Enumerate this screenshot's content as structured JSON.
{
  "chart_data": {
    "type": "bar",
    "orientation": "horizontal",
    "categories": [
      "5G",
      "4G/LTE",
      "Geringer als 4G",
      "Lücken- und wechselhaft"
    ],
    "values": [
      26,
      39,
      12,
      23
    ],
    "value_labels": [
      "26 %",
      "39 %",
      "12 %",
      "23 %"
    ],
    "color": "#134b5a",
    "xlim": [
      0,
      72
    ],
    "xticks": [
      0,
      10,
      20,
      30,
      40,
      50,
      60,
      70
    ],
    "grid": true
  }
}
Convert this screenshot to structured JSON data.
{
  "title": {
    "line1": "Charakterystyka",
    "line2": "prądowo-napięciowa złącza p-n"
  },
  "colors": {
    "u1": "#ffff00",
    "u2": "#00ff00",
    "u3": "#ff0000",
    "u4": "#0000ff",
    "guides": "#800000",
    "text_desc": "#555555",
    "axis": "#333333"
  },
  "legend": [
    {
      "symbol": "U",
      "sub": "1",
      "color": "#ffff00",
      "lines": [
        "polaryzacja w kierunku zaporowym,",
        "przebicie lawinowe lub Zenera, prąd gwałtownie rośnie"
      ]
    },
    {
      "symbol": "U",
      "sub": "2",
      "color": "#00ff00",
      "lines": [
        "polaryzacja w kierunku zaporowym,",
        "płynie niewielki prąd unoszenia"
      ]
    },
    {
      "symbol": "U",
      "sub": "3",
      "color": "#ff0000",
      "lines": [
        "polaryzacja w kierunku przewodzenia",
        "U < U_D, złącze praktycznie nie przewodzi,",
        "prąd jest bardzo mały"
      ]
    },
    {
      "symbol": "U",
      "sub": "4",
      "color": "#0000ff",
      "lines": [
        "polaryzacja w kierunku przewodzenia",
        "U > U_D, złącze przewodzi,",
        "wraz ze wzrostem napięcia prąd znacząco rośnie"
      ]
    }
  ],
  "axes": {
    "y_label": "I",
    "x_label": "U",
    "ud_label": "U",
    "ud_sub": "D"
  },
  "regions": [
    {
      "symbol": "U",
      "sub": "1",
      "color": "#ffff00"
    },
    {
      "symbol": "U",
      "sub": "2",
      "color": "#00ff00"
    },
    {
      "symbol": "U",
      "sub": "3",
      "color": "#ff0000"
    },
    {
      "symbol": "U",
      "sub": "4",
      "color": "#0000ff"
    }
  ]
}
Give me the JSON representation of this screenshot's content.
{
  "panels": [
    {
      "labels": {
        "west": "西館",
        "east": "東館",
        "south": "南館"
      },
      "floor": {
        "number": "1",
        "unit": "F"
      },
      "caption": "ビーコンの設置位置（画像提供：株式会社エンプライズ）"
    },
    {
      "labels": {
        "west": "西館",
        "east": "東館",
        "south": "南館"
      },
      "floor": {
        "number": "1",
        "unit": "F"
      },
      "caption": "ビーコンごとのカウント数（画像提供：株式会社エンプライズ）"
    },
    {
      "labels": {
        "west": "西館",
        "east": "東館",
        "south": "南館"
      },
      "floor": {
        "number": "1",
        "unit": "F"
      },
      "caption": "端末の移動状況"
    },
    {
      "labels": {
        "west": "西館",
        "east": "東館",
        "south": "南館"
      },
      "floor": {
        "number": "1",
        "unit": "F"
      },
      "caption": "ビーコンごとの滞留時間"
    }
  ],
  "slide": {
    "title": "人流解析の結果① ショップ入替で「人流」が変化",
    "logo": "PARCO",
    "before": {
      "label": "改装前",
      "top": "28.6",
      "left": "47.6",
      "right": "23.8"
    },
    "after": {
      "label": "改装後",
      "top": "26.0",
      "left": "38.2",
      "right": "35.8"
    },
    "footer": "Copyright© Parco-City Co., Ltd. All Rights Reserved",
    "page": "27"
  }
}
* * * * * * *
Copy each line of the preceding data that contains the string "content".

▶ Written response
Enumerate this screenshot's content as structured JSON.
Give me the JSON representation of this screenshot's content.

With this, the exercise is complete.